= WHAT YOU WILL DO =
Please transcribe the data that follows without the pictures, keeping every word the same.

= DATA ENTRIES =
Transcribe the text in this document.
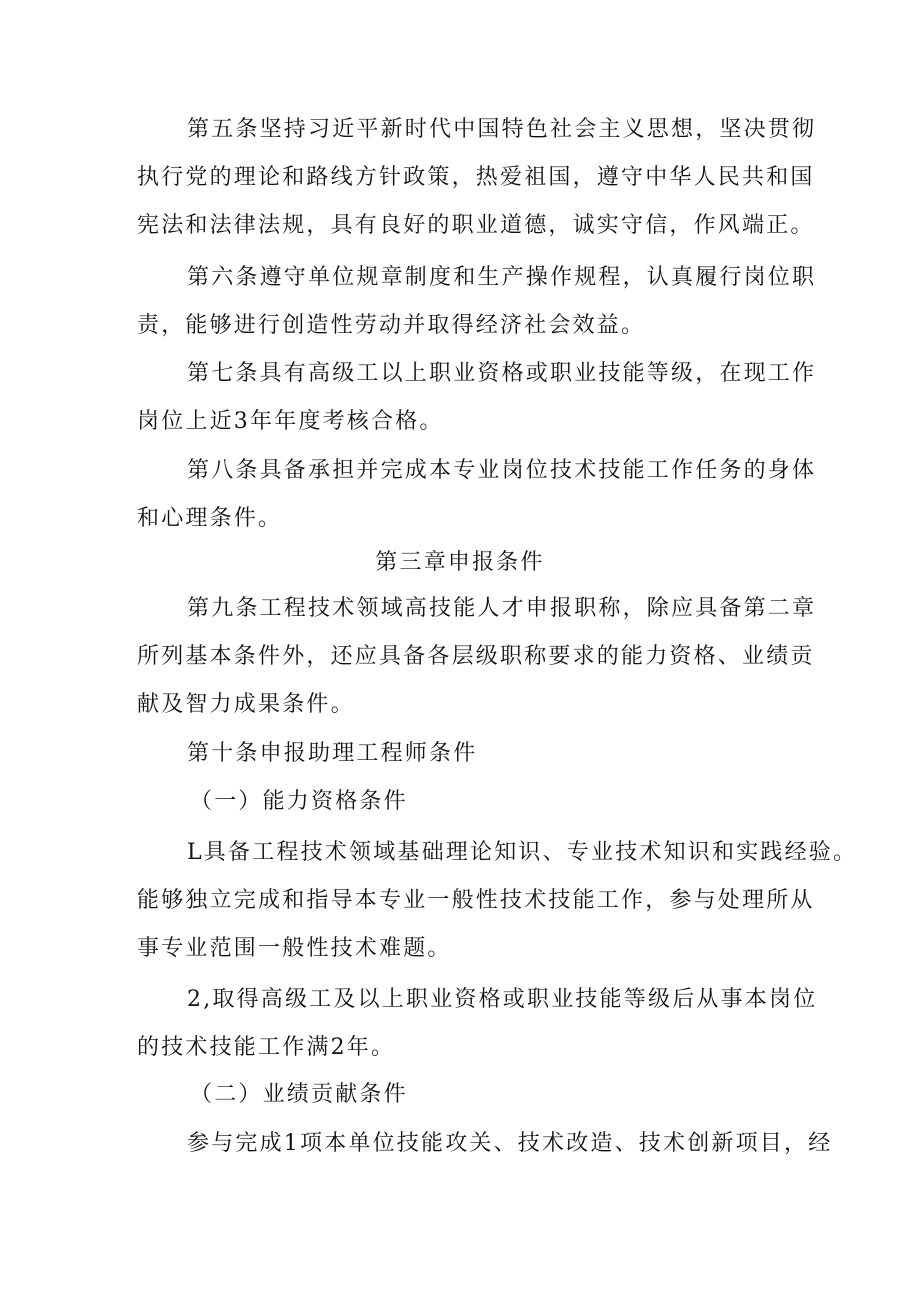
第五条坚持习近平新时代中国特色社会主义思想，坚决贯彻
执行党的理论和路线方针政策，热爱祖国，遵守中华人民共和国
宪法和法律法规，具有良好的职业道德，诚实守信，作风端正。
第六条遵守单位规章制度和生产操作规程，认真履行岗位职
责，能够进行创造性劳动并取得经济社会效益。
第七条具有高级工以上职业资格或职业技能等级，在现工作
岗位上近3年年度考核合格。
第八条具备承担并完成本专业岗位技术技能工作任务的身体
和心理条件。
第三章申报条件
第九条工程技术领域高技能人才申报职称，除应具备第二章
所列基本条件外，还应具备各层级职称要求的能力资格、业绩贡
献及智力成果条件。
第十条申报助理工程师条件
（一）能力资格条件
L具备工程技术领域基础理论知识、专业技术知识和实践经验。
能够独立完成和指导本专业一般性技术技能工作，参与处理所从
事专业范围一般性技术难题。
2,取得高级工及以上职业资格或职业技能等级后从事本岗位
的技术技能工作满2年。
（二）业绩贡献条件
参与完成1项本单位技能攻关、技术改造、技术创新项目，经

= PROBLEM SOLUTION =
Transcribe the text in this document.
第五条坚持习近平新时代中国特色社会主义思想，坚决贯彻
执行党的理论和路线方针政策，热爱祖国，遵守中华人民共和国
宪法和法律法规，具有良好的职业道德，诚实守信，作风端正。
第六条遵守单位规章制度和生产操作规程，认真履行岗位职
责，能够进行创造性劳动并取得经济社会效益。
第七条具有高级工以上职业资格或职业技能等级，在现工作
岗位上近3年年度考核合格。
第八条具备承担并完成本专业岗位技术技能工作任务的身体
和心理条件。
第三章申报条件
第九条工程技术领域高技能人才申报职称，除应具备第二章
所列基本条件外，还应具备各层级职称要求的能力资格、业绩贡
献及智力成果条件。
第十条申报助理工程师条件
（一）能力资格条件
L具备工程技术领域基础理论知识、专业技术知识和实践经验。
能够独立完成和指导本专业一般性技术技能工作，参与处理所从
事专业范围一般性技术难题。
2,取得高级工及以上职业资格或职业技能等级后从事本岗位
的技术技能工作满2年。
（二）业绩贡献条件
参与完成1项本单位技能攻关、技术改造、技术创新项目，经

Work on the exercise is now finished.